___ Extracted entries
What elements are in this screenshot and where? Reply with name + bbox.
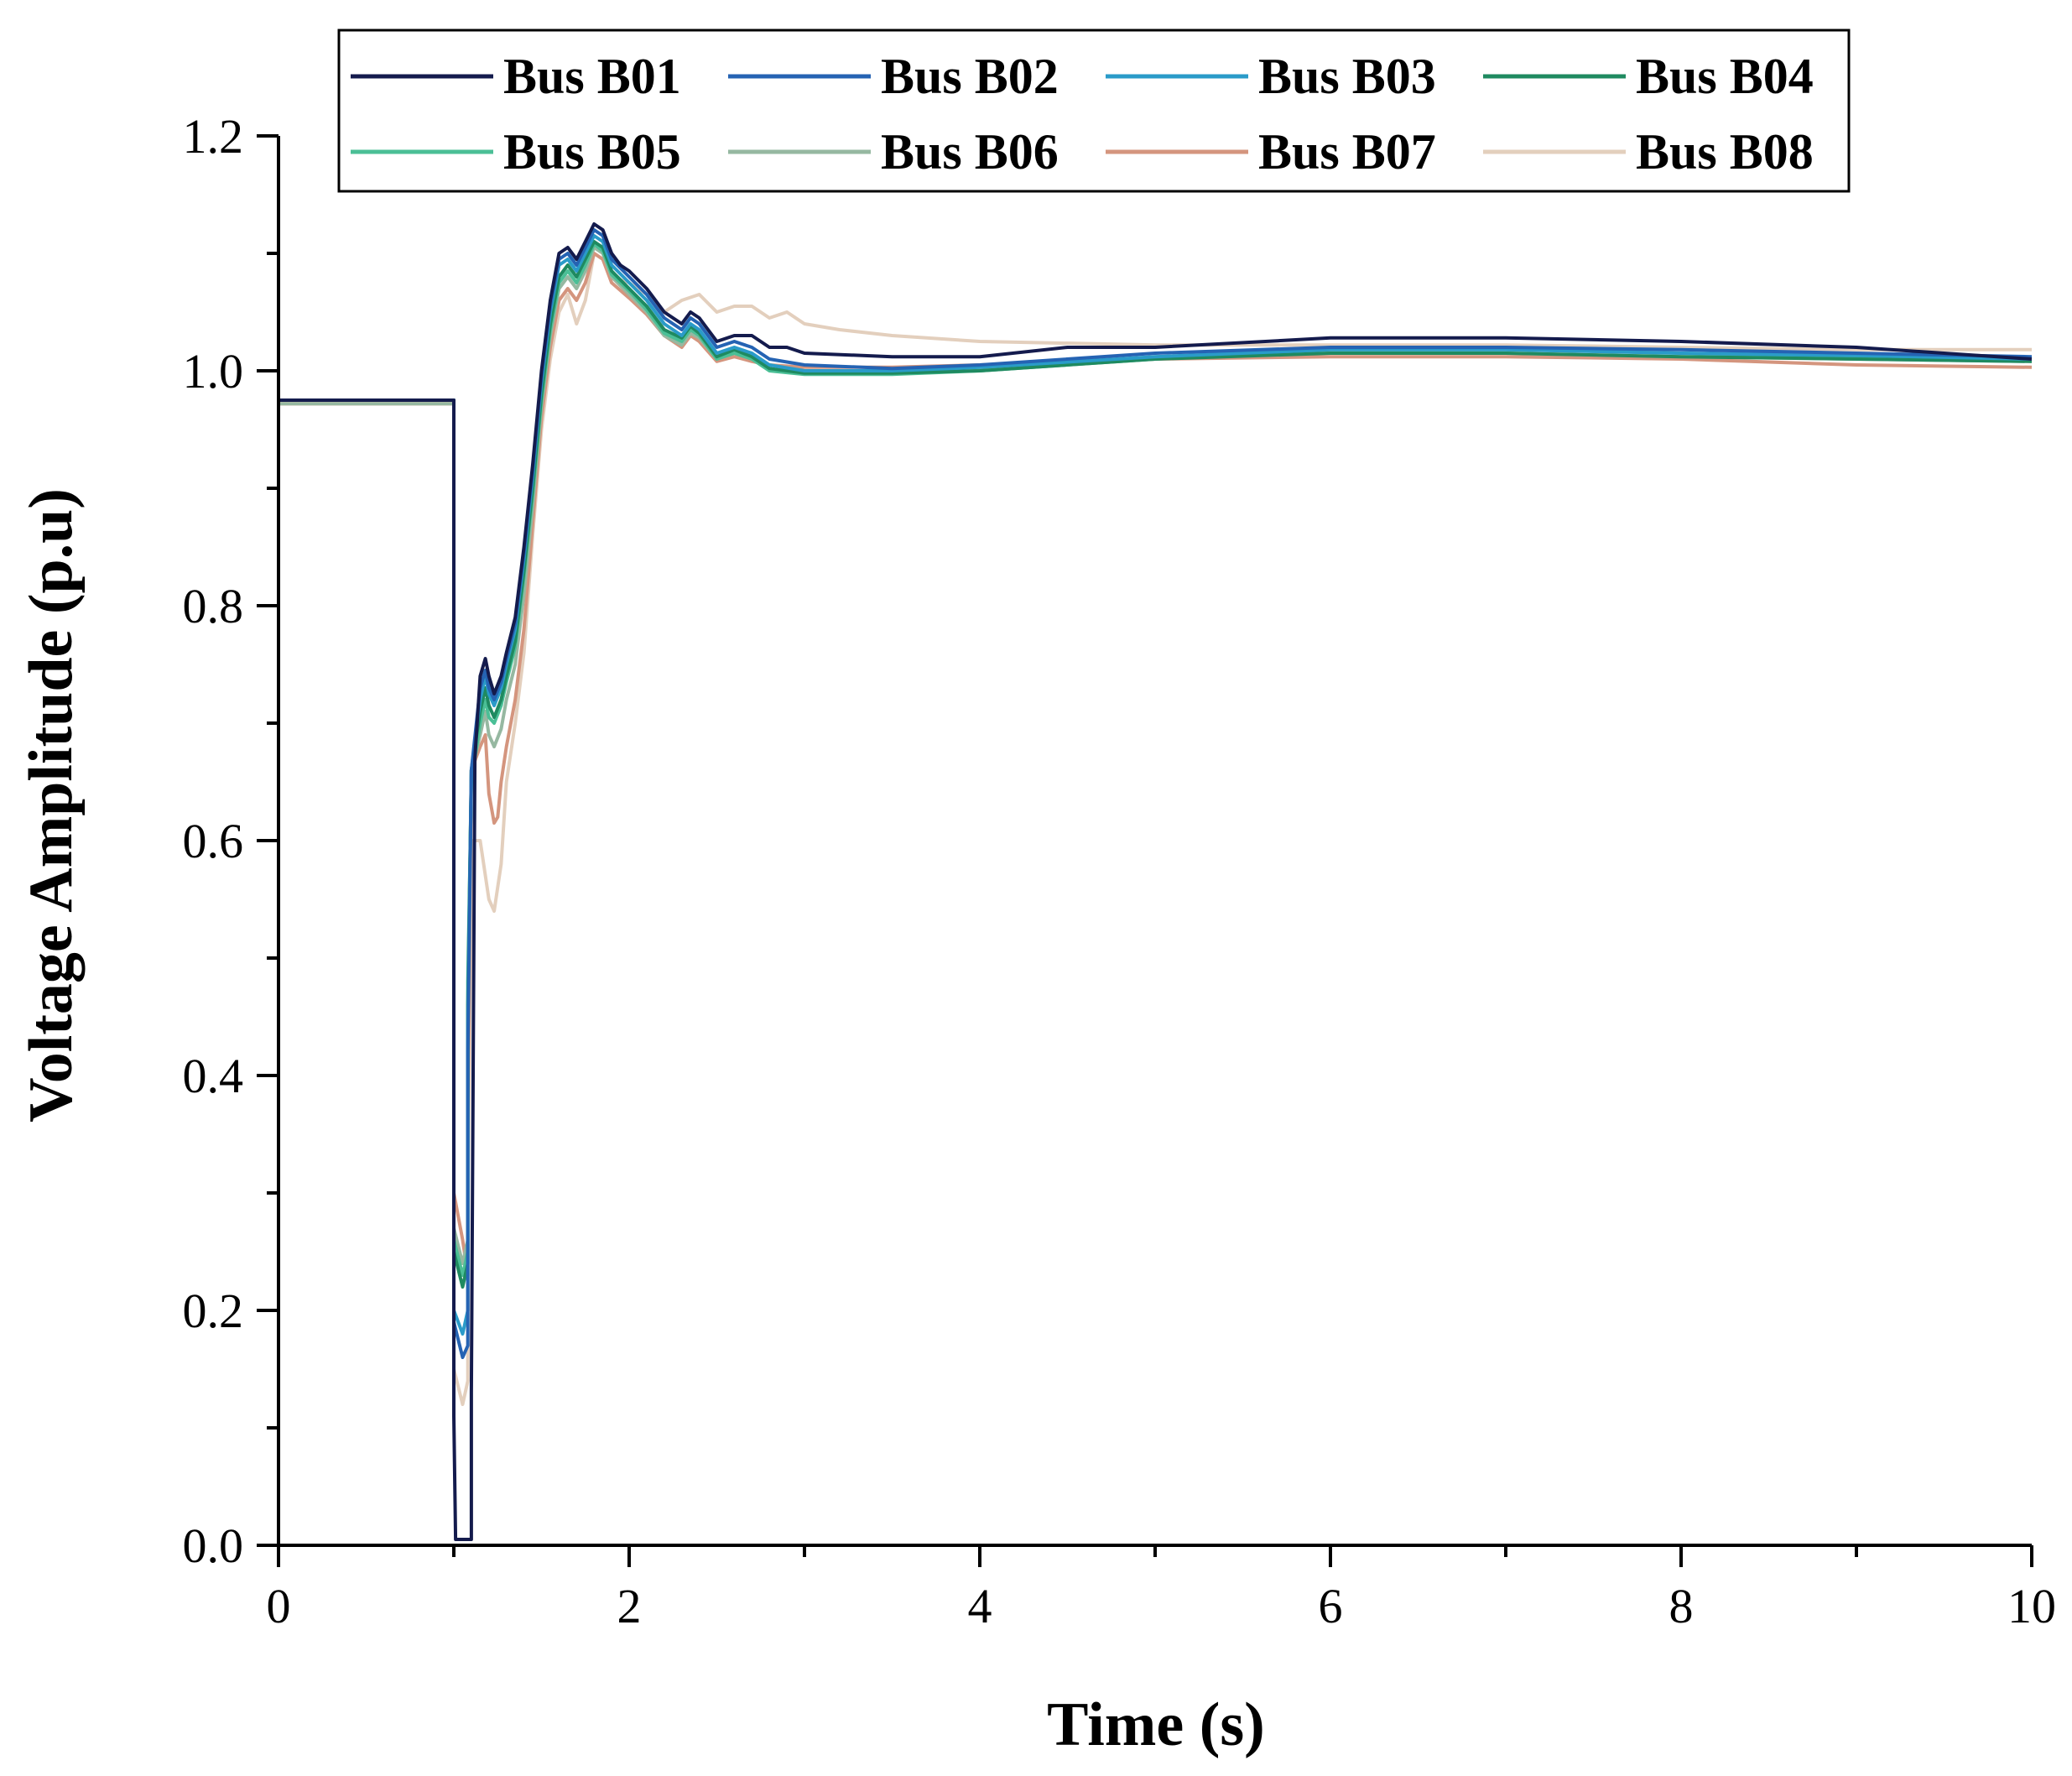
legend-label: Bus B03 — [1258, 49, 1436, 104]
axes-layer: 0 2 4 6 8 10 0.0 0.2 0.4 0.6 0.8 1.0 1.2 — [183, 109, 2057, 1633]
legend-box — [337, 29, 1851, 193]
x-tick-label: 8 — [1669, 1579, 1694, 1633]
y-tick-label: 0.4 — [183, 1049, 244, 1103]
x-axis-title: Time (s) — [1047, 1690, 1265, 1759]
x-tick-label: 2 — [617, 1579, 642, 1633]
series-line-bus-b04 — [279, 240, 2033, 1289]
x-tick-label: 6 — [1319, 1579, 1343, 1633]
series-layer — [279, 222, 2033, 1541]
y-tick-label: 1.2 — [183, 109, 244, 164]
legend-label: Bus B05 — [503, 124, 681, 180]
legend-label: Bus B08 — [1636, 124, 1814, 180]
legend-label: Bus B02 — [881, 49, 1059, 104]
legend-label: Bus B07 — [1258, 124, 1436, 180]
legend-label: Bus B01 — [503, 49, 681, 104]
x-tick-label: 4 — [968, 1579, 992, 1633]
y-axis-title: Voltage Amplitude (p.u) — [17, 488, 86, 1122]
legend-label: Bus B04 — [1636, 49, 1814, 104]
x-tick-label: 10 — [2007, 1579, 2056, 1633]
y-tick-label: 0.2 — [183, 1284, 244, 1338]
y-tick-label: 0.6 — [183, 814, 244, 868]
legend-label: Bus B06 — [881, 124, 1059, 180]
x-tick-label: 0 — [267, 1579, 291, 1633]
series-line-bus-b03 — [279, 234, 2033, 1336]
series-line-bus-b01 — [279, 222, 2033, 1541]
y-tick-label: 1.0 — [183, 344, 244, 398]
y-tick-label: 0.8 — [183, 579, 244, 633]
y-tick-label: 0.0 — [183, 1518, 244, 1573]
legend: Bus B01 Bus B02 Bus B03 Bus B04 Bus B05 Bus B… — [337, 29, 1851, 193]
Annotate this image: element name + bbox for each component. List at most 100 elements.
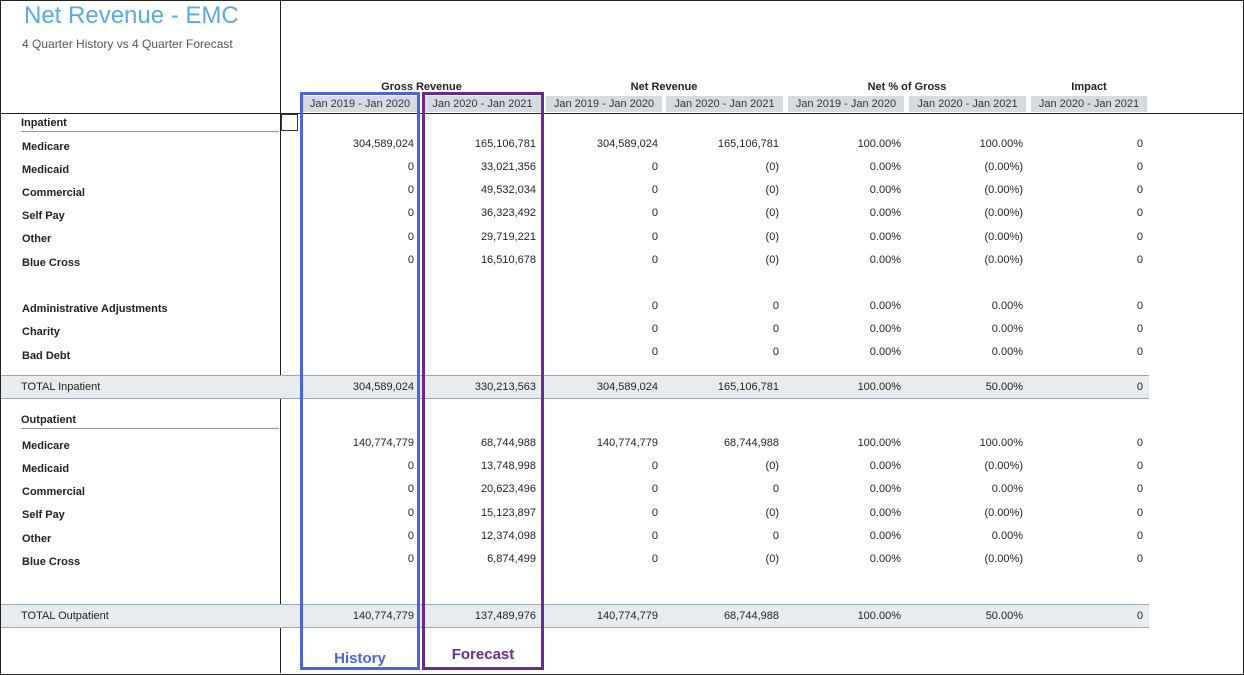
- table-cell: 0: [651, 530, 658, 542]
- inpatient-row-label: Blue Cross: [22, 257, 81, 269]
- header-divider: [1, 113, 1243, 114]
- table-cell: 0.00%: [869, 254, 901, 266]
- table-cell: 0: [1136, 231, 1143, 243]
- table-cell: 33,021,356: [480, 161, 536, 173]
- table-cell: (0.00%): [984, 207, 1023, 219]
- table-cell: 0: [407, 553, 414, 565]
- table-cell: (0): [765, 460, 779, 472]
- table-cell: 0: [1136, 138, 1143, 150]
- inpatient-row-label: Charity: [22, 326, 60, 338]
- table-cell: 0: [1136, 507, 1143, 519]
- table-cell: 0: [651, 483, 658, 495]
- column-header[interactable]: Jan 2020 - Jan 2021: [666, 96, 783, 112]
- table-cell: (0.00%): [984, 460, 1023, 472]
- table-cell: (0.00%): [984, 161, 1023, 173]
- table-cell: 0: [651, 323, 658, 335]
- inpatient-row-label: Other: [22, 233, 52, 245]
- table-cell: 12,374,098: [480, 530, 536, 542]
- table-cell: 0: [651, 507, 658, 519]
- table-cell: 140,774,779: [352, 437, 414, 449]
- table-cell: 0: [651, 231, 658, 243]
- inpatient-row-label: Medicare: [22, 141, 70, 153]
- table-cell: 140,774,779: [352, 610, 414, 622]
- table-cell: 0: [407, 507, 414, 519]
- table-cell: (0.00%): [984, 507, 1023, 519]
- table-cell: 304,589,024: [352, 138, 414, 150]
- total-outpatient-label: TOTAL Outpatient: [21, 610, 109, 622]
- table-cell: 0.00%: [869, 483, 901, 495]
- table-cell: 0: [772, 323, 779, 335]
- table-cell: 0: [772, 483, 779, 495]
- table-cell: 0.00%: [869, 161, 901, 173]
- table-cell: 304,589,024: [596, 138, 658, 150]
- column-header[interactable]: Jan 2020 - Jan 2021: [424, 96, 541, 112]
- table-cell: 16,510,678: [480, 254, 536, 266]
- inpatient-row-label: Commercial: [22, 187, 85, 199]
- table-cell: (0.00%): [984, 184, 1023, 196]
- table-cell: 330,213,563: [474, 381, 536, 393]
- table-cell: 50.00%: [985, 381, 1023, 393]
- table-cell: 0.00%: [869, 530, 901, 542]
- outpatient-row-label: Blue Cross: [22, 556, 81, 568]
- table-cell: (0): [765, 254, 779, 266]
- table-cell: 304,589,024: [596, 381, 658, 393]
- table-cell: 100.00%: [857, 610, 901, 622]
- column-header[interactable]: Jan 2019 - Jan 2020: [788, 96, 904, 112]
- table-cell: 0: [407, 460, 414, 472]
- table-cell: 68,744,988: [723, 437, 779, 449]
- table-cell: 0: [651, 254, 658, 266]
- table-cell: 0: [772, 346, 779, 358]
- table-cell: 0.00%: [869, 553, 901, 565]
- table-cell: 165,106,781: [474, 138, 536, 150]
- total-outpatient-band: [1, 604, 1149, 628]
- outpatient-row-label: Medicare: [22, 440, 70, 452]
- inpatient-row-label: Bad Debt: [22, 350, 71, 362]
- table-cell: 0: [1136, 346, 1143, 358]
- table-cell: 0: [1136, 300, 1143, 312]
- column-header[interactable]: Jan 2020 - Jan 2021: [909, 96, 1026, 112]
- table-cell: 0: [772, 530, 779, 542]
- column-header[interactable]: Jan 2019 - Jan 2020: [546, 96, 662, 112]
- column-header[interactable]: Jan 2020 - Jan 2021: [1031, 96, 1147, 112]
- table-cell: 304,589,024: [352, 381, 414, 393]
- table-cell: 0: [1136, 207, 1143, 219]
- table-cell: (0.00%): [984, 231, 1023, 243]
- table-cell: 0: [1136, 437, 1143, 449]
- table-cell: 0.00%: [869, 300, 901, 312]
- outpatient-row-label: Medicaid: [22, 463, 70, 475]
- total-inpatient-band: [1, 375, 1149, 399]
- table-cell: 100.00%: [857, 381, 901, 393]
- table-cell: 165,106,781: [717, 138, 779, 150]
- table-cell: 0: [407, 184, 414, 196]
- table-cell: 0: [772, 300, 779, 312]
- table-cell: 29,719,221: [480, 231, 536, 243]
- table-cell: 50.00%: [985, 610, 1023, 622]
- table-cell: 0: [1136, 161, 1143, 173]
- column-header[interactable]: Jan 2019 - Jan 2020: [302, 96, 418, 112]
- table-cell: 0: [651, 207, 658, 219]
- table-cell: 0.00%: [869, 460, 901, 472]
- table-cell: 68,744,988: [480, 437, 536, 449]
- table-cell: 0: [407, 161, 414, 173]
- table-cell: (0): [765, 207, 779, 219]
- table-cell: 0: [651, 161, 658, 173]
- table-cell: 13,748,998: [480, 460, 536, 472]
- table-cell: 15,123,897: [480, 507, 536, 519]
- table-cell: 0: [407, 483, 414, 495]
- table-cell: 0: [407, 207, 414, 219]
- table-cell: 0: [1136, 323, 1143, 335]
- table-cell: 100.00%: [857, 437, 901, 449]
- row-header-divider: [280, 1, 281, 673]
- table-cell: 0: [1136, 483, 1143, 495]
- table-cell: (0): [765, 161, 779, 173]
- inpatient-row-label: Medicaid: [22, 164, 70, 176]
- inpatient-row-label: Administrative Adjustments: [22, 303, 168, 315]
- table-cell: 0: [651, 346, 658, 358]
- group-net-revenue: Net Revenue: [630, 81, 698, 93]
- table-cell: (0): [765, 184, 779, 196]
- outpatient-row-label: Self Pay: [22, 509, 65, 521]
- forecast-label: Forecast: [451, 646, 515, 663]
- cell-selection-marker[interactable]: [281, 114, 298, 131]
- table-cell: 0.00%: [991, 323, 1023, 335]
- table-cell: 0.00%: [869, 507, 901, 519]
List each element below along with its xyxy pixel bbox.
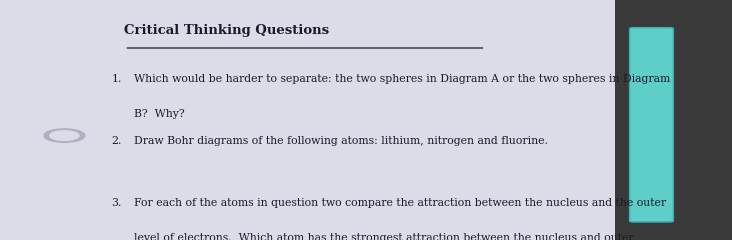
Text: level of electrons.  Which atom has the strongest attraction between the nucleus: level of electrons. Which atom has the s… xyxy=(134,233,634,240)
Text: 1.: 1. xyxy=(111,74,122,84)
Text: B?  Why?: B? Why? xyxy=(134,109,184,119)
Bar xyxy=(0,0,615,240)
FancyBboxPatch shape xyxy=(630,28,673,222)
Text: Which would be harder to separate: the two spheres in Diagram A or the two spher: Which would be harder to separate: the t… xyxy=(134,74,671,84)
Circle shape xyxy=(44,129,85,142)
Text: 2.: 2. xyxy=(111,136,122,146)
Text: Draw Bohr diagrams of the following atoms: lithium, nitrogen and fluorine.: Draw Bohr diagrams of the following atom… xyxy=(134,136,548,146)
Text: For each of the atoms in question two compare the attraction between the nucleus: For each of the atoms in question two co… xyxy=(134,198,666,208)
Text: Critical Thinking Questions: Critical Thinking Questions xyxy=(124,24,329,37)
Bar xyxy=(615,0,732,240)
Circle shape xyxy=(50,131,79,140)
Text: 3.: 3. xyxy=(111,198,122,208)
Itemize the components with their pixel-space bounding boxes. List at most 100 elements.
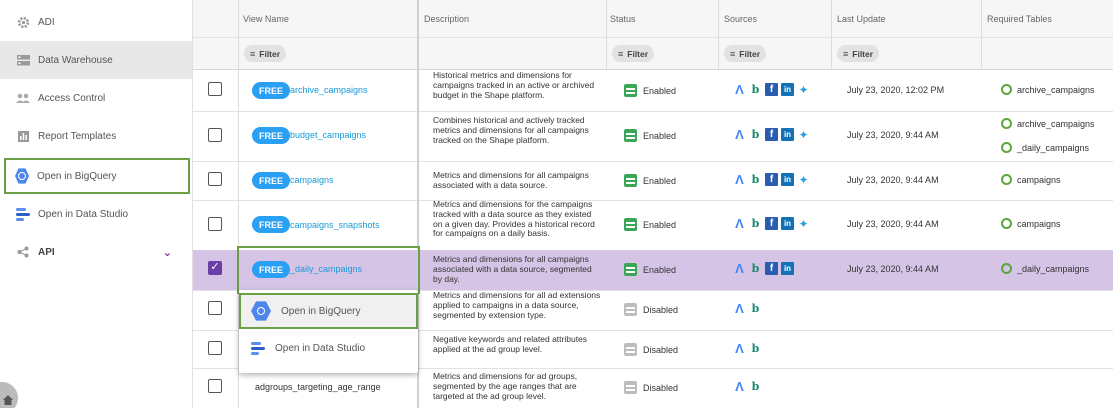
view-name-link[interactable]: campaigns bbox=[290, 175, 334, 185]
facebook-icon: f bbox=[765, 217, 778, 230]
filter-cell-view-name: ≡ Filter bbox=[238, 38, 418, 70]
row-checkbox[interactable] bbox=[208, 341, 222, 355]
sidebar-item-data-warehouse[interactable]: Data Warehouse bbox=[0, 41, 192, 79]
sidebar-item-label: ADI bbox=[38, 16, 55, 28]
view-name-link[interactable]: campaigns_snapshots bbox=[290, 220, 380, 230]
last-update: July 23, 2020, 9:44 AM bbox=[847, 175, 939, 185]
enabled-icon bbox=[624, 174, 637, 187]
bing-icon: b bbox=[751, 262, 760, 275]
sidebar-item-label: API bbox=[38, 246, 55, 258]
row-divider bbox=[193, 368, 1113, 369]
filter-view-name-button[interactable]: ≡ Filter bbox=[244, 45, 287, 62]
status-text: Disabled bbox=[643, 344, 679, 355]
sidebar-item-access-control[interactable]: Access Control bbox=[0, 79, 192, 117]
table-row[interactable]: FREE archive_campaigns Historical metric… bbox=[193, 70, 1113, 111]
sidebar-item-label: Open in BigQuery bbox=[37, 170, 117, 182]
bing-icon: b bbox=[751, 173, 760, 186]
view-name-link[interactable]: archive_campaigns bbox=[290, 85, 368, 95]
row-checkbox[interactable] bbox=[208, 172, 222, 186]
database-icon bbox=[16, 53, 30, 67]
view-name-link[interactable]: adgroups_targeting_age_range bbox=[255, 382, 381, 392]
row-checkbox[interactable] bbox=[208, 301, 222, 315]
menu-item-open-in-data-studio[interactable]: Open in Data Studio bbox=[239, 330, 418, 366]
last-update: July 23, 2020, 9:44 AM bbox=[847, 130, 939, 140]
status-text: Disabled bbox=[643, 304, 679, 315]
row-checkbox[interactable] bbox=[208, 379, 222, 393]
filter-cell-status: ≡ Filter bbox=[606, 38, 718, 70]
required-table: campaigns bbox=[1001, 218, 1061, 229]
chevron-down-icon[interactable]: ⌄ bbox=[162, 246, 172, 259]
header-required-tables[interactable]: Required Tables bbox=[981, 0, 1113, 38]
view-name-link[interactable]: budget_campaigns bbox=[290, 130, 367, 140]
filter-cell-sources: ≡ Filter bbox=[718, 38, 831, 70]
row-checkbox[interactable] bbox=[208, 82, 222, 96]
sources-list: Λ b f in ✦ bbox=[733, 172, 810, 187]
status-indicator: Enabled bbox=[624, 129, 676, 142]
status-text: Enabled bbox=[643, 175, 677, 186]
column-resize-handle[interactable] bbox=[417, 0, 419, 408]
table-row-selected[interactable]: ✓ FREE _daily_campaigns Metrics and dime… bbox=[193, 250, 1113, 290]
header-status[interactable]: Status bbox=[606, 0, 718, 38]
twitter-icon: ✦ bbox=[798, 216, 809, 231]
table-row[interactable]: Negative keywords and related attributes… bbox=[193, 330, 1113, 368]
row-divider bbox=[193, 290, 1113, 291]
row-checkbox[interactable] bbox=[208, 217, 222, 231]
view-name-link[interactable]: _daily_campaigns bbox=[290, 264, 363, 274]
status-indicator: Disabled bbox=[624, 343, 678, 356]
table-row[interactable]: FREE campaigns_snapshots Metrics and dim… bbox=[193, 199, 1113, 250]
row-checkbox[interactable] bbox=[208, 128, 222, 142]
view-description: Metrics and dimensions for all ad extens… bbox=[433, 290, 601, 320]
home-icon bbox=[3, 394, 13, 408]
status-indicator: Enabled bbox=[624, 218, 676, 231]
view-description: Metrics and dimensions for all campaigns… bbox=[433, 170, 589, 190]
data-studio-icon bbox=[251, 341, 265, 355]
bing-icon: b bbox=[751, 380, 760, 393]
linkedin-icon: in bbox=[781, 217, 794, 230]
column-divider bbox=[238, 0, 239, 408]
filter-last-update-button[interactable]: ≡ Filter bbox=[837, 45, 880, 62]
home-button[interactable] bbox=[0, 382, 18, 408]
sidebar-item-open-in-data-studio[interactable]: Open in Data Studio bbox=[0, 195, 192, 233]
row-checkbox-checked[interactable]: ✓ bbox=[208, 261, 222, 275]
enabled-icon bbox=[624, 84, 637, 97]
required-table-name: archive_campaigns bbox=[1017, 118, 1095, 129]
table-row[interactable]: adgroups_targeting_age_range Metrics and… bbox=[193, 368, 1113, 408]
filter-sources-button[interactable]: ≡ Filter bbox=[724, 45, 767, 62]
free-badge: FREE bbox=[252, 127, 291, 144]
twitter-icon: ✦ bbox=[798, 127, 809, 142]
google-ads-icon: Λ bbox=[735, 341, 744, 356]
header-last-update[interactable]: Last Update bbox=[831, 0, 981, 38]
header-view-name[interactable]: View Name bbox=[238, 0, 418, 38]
______
Please copy every line, unchanged, from the line containing "175, 334, 185]" through the line containing "sidebar-item-label: API bbox=[38, 246, 55, 258]", both included.

▶ Answer to the exercise:
view-name-link[interactable]: campaigns bbox=[290, 175, 334, 185]
facebook-icon: f bbox=[765, 217, 778, 230]
filter-cell-view-name: ≡ Filter bbox=[238, 38, 418, 70]
row-checkbox[interactable] bbox=[208, 341, 222, 355]
sidebar-item-data-warehouse[interactable]: Data Warehouse bbox=[0, 41, 192, 79]
sidebar-item-label: ADI bbox=[38, 16, 55, 28]
view-name-link[interactable]: campaigns_snapshots bbox=[290, 220, 380, 230]
last-update: July 23, 2020, 9:44 AM bbox=[847, 175, 939, 185]
enabled-icon bbox=[624, 174, 637, 187]
bing-icon: b bbox=[751, 262, 760, 275]
sidebar-item-label: API bbox=[38, 246, 55, 258]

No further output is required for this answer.